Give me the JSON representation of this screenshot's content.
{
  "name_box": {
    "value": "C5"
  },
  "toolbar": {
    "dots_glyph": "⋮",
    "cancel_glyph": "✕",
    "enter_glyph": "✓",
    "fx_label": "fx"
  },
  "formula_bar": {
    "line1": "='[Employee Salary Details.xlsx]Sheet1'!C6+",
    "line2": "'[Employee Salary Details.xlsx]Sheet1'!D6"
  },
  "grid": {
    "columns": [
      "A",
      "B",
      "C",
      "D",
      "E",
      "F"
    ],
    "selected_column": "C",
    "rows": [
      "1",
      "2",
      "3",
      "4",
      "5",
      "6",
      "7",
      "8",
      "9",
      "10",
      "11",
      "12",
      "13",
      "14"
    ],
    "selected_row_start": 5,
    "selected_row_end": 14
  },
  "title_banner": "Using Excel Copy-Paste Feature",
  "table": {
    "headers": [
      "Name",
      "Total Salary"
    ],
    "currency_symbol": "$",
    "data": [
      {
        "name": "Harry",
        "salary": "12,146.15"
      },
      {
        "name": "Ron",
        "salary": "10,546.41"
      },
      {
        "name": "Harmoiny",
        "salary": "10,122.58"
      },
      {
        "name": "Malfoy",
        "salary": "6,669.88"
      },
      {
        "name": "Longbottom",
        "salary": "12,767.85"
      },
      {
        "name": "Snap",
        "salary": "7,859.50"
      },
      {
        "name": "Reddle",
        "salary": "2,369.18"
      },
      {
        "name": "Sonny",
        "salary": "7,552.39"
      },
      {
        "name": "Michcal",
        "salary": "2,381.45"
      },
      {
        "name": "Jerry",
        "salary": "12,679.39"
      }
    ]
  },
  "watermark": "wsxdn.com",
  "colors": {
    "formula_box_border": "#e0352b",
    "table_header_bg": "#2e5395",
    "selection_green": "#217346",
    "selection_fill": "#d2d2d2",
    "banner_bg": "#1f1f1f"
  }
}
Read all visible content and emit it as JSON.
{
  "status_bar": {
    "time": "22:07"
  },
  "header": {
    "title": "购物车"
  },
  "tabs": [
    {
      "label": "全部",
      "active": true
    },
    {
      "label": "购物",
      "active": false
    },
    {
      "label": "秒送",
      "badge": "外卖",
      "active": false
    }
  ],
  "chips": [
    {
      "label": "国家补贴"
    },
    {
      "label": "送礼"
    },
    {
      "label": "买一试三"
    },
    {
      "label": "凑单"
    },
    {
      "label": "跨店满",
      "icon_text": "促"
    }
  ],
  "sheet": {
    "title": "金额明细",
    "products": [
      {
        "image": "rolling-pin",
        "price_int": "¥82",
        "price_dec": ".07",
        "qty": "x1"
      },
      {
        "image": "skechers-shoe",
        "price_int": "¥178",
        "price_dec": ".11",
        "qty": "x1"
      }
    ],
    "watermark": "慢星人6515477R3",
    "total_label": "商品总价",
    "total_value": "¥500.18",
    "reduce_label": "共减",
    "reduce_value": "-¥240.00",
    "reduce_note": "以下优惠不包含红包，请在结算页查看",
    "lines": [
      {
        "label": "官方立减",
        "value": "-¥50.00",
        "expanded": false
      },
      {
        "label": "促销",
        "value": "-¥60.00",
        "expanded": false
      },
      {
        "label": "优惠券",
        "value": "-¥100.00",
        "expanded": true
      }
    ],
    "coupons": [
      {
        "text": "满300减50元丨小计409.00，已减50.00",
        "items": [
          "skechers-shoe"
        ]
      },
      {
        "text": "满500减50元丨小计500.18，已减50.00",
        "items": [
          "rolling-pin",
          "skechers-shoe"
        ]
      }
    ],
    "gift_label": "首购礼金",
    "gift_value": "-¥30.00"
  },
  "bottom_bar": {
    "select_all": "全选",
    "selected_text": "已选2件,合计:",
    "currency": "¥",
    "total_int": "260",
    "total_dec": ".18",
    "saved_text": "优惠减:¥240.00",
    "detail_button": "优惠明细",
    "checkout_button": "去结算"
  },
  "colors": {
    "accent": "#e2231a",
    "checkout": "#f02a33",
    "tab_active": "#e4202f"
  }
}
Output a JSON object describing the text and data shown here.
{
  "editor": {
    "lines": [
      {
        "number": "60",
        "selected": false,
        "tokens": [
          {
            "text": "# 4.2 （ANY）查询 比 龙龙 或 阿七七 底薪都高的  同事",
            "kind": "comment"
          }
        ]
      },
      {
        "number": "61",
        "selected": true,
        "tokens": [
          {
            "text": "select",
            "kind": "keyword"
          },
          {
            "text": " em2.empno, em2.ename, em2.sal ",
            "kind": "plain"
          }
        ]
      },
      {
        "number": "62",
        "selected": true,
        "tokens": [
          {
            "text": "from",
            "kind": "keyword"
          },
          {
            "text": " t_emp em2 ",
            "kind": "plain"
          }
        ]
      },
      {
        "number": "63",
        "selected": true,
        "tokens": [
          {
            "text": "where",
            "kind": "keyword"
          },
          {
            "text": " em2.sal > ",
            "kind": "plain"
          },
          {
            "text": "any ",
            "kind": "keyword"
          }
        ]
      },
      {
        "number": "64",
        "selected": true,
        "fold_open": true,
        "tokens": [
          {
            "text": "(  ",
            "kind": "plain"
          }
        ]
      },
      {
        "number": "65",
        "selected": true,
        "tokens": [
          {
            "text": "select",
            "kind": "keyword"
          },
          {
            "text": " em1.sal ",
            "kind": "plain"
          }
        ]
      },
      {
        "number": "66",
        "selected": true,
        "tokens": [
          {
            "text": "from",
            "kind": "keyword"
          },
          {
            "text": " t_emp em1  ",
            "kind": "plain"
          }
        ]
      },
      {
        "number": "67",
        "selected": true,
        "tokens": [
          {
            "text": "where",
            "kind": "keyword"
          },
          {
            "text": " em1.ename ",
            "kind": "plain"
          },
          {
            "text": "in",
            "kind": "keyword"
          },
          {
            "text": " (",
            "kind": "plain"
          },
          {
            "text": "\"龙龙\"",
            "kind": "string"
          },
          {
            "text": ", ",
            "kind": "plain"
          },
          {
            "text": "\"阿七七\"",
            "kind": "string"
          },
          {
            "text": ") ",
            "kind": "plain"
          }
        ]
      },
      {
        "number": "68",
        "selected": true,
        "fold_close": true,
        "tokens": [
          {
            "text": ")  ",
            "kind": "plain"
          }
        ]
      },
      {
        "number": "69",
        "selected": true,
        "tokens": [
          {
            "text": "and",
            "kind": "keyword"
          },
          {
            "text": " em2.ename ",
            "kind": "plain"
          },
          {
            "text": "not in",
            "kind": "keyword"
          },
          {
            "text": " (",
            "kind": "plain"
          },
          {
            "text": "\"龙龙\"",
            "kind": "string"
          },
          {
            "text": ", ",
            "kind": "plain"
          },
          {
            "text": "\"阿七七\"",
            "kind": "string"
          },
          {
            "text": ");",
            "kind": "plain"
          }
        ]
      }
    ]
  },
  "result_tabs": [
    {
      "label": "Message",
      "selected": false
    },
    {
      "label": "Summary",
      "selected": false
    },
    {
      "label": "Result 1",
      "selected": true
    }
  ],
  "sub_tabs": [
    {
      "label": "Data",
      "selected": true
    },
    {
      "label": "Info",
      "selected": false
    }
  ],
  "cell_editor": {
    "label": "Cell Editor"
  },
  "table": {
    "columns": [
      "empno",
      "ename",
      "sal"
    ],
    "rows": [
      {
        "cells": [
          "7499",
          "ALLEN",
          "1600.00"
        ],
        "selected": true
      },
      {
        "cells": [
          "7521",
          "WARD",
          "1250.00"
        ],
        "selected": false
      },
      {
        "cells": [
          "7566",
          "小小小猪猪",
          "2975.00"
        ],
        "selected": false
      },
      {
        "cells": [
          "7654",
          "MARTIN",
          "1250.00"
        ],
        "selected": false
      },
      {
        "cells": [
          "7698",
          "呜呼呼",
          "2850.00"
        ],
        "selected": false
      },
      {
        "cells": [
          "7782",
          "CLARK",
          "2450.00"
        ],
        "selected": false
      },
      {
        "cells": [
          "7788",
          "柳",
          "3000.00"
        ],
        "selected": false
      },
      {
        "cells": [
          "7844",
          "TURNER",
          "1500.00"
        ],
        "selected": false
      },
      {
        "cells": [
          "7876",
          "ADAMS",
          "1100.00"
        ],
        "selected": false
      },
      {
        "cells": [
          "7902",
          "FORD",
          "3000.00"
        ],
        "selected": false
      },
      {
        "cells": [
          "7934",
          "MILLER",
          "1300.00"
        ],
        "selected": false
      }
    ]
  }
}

◆ BRIEF
Filter the data for the string "content" and copy every line that has it.

◆ WRITTEN REPLY
Give me the JSON representation of this screenshot's content.
Read all visible content and emit it as JSON.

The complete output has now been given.